WHAT YOU HAVE TO DO:
Identify every line containing the word "JSON" and reproduce each one.

Data entries for graphics
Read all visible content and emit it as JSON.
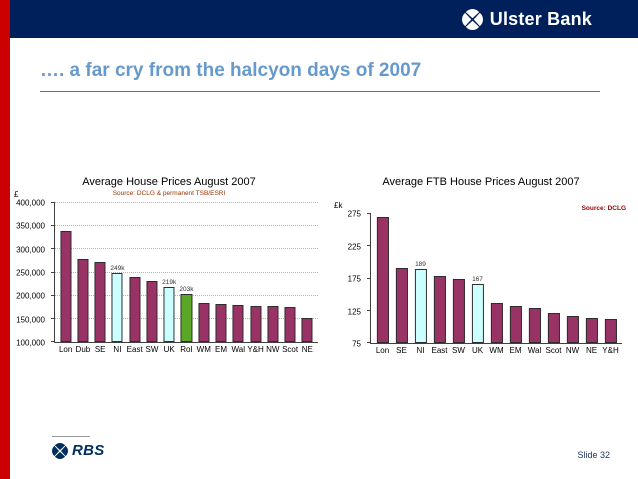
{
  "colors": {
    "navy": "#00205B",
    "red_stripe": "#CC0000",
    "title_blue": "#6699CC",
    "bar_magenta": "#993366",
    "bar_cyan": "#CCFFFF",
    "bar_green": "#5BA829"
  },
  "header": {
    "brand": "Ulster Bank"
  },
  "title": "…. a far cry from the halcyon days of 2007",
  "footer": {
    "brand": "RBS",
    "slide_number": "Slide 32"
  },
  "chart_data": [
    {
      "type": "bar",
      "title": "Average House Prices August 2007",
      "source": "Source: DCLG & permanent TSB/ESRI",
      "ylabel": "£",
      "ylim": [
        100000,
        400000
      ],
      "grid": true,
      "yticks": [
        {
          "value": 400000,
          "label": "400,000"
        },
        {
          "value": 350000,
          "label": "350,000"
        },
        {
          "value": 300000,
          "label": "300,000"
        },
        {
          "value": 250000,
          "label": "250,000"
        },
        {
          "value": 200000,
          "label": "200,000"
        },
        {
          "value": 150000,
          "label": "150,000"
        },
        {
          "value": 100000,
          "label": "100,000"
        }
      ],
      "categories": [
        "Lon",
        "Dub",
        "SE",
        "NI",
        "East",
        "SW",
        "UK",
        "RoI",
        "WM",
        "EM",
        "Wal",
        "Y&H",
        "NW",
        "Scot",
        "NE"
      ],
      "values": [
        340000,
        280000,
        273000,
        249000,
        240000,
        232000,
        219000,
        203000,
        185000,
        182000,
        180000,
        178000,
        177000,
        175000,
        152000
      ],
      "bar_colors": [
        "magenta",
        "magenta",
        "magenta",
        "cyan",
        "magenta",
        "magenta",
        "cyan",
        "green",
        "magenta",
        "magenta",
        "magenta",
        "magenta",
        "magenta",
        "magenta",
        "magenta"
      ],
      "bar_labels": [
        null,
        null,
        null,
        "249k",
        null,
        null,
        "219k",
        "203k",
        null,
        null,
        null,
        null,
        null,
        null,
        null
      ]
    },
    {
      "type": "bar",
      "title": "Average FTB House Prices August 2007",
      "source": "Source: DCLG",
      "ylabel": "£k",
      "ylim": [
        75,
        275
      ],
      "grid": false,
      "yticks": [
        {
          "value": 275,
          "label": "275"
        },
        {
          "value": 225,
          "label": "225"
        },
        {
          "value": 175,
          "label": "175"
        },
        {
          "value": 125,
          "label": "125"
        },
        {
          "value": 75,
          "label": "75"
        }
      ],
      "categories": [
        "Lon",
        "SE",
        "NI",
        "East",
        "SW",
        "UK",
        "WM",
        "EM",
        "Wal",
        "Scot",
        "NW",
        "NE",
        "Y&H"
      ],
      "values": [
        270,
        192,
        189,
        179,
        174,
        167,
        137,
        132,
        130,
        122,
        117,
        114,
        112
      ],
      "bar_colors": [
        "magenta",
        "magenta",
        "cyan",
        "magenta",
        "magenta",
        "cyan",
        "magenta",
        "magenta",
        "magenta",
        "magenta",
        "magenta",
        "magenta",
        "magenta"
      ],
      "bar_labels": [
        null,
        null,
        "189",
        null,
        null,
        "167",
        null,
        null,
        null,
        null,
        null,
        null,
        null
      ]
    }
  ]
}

...

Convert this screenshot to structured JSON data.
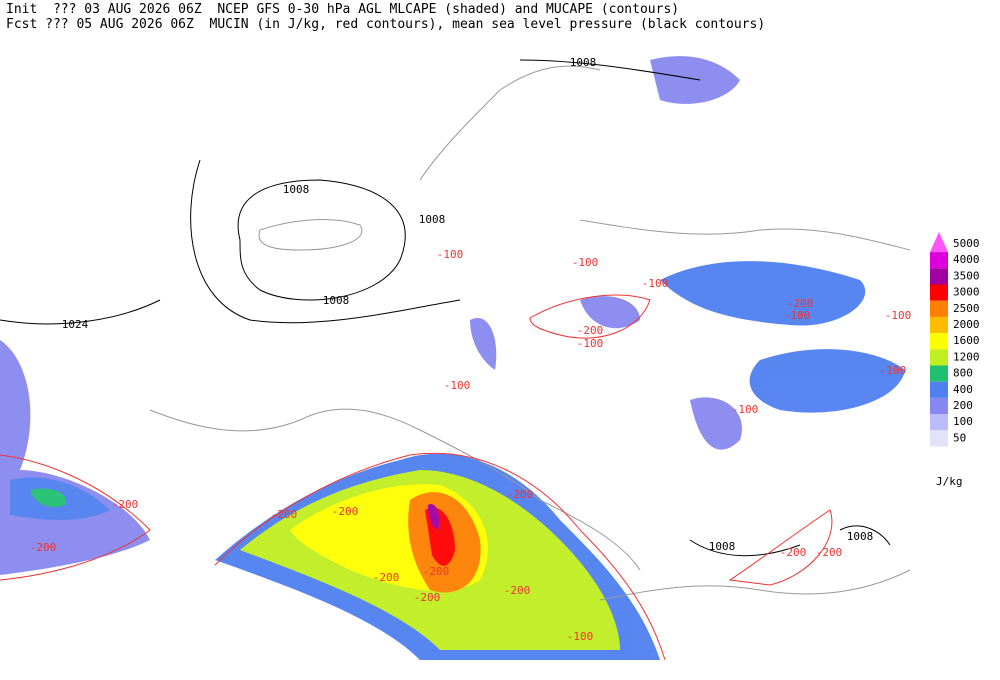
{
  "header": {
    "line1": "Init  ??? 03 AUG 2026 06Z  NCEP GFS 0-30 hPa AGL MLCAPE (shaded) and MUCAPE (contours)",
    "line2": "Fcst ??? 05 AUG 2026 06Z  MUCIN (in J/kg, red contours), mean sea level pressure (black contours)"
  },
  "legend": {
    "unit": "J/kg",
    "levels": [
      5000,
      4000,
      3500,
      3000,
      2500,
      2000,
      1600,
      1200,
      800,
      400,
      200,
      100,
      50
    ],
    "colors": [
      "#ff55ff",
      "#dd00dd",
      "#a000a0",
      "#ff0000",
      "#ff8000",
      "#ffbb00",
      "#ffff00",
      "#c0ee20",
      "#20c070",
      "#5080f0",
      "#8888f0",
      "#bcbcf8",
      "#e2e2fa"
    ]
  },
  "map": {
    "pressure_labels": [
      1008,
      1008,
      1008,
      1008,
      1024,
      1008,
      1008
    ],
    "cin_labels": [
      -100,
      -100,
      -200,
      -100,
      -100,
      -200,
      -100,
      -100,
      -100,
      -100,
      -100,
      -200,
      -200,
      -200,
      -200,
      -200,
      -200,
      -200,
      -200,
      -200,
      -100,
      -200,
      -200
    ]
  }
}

FINAL ANSWER:
Read all visible content and emit it as JSON.
Convert this screenshot to structured JSON data.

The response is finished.